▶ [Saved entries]

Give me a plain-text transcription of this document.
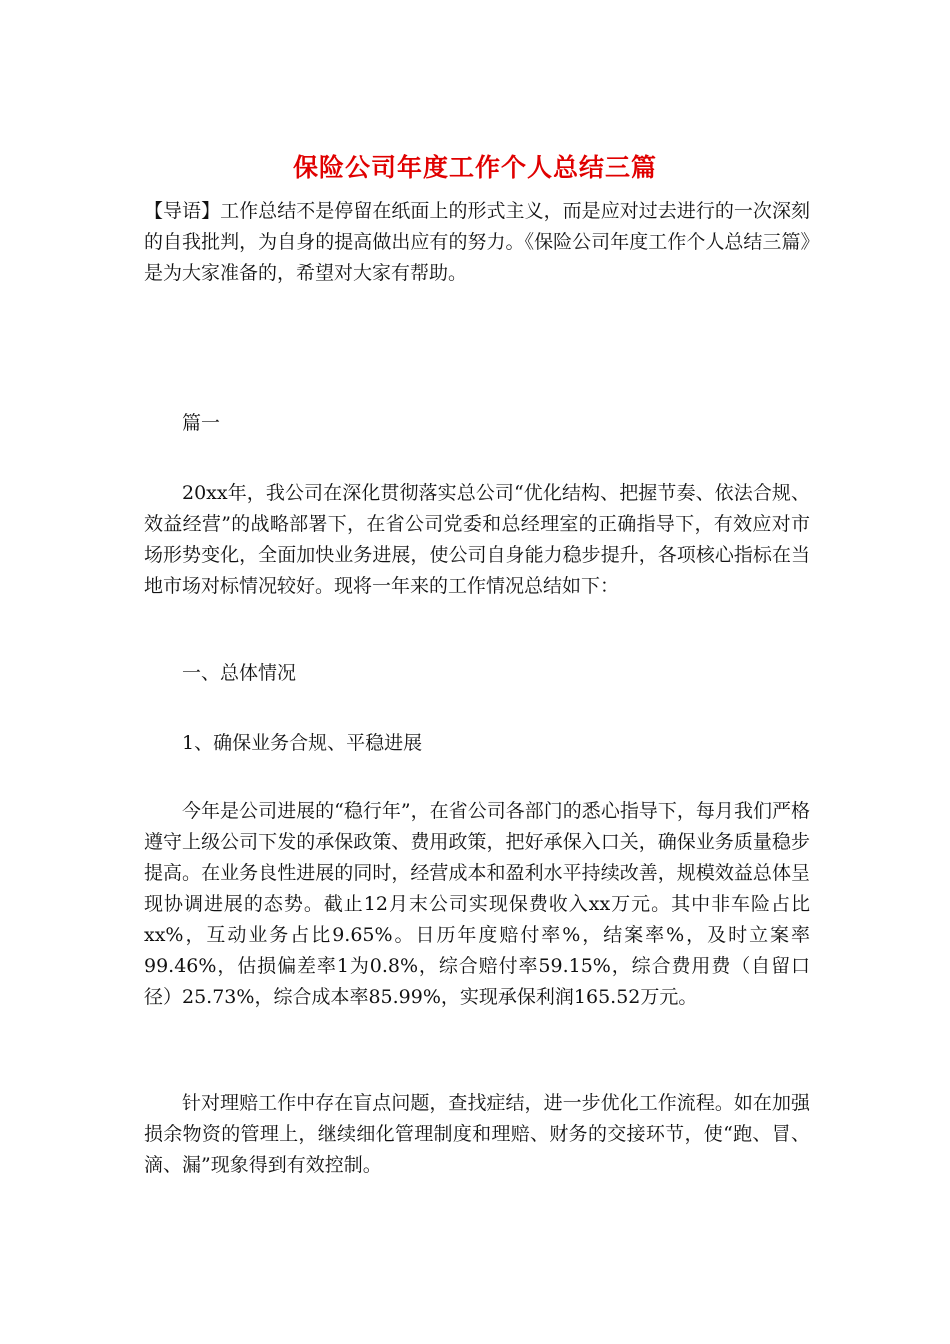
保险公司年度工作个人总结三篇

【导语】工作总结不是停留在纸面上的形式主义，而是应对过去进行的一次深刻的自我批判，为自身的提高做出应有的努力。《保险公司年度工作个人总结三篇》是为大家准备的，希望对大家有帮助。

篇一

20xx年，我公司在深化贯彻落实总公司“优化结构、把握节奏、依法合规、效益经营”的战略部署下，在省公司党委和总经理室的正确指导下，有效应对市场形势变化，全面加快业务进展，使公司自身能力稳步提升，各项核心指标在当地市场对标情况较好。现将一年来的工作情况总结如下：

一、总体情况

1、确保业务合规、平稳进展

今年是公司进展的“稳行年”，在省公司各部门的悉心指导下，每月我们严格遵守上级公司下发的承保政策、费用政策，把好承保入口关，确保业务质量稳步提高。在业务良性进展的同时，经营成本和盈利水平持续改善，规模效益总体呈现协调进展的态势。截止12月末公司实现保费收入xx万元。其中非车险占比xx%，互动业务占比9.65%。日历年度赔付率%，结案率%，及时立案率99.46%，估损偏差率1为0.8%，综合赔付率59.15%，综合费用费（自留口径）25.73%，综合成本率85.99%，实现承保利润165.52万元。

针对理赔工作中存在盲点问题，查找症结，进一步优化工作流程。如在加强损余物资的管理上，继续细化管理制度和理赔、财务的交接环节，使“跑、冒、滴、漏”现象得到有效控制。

▶ [Task to complete] Write the entries above out again exactly, but not the pictures.

▶ [Output of the task]
Give me a plain-text transcription of this document.
保险公司年度工作个人总结三篇

【导语】工作总结不是停留在纸面上的形式主义，而是应对过去进行的一次深刻的自我批判，为自身的提高做出应有的努力。《保险公司年度工作个人总结三篇》是为大家准备的，希望对大家有帮助。

篇一

20xx年，我公司在深化贯彻落实总公司“优化结构、把握节奏、依法合规、效益经营”的战略部署下，在省公司党委和总经理室的正确指导下，有效应对市场形势变化，全面加快业务进展，使公司自身能力稳步提升，各项核心指标在当地市场对标情况较好。现将一年来的工作情况总结如下：

一、总体情况

1、确保业务合规、平稳进展

今年是公司进展的“稳行年”，在省公司各部门的悉心指导下，每月我们严格遵守上级公司下发的承保政策、费用政策，把好承保入口关，确保业务质量稳步提高。在业务良性进展的同时，经营成本和盈利水平持续改善，规模效益总体呈现协调进展的态势。截止12月末公司实现保费收入xx万元。其中非车险占比xx%，互动业务占比9.65%。日历年度赔付率%，结案率%，及时立案率99.46%，估损偏差率1为0.8%，综合赔付率59.15%，综合费用费（自留口径）25.73%，综合成本率85.99%，实现承保利润165.52万元。

针对理赔工作中存在盲点问题，查找症结，进一步优化工作流程。如在加强损余物资的管理上，继续细化管理制度和理赔、财务的交接环节，使“跑、冒、滴、漏”现象得到有效控制。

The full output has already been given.